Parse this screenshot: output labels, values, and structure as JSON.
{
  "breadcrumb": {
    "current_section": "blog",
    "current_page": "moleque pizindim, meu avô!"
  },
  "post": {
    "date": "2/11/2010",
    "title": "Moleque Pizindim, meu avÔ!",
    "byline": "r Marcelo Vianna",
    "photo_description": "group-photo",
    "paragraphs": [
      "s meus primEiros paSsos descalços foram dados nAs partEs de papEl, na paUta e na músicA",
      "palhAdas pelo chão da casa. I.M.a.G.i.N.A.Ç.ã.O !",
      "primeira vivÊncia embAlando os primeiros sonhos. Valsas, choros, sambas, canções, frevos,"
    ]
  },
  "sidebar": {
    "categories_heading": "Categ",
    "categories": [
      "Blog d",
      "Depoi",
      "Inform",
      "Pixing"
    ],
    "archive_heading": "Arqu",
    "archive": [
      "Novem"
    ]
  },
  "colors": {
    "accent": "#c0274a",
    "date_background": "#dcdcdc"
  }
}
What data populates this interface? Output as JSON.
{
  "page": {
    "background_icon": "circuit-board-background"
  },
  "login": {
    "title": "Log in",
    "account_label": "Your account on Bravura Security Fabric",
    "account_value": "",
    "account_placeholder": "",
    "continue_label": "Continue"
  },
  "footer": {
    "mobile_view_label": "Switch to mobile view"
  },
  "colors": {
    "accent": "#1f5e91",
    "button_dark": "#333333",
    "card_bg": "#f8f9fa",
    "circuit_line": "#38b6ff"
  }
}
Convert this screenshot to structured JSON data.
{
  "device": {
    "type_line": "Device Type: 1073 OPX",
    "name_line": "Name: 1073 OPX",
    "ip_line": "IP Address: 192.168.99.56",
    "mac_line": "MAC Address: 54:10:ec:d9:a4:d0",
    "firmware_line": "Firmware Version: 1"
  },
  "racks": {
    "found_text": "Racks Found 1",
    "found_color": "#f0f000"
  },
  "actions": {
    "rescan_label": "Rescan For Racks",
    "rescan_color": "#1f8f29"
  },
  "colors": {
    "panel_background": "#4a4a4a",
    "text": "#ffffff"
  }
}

• _EXERCISE DETAILS_
Extract the full listing above without alteration.

• _PROBLEM SOLUTION_
Parse this screenshot: output labels, values, and structure as JSON.
{
  "breadcrumb": {
    "current_section": "blog",
    "current_page": "moleque pizindim, meu avô!"
  },
  "post": {
    "date": "2/11/2010",
    "title": "Moleque Pizindim, meu avÔ!",
    "byline": "r Marcelo Vianna",
    "photo_description": "group-photo",
    "paragraphs": [
      "s meus primEiros paSsos descalços foram dados nAs partEs de papEl, na paUta e na músicA",
      "palhAdas pelo chão da casa. I.M.a.G.i.N.A.Ç.ã.O !",
      "primeira vivÊncia embAlando os primeiros sonhos. Valsas, choros, sambas, canções, frevos,"
    ]
  },
  "sidebar": {
    "categories_heading": "Categ",
    "categories": [
      "Blog d",
      "Depoi",
      "Inform",
      "Pixing"
    ],
    "archive_heading": "Arqu",
    "archive": [
      "Novem"
    ]
  },
  "colors": {
    "accent": "#c0274a",
    "date_background": "#dcdcdc"
  }
}
What data populates this interface? Output as JSON.
{
  "page": {
    "background_icon": "circuit-board-background"
  },
  "login": {
    "title": "Log in",
    "account_label": "Your account on Bravura Security Fabric",
    "account_value": "",
    "account_placeholder": "",
    "continue_label": "Continue"
  },
  "footer": {
    "mobile_view_label": "Switch to mobile view"
  },
  "colors": {
    "accent": "#1f5e91",
    "button_dark": "#333333",
    "card_bg": "#f8f9fa",
    "circuit_line": "#38b6ff"
  }
}
Convert this screenshot to structured JSON data.
{
  "device": {
    "type_line": "Device Type: 1073 OPX",
    "name_line": "Name: 1073 OPX",
    "ip_line": "IP Address: 192.168.99.56",
    "mac_line": "MAC Address: 54:10:ec:d9:a4:d0",
    "firmware_line": "Firmware Version: 1"
  },
  "racks": {
    "found_text": "Racks Found 1",
    "found_color": "#f0f000"
  },
  "actions": {
    "rescan_label": "Rescan For Racks",
    "rescan_color": "#1f8f29"
  },
  "colors": {
    "panel_background": "#4a4a4a",
    "text": "#ffffff"
  }
}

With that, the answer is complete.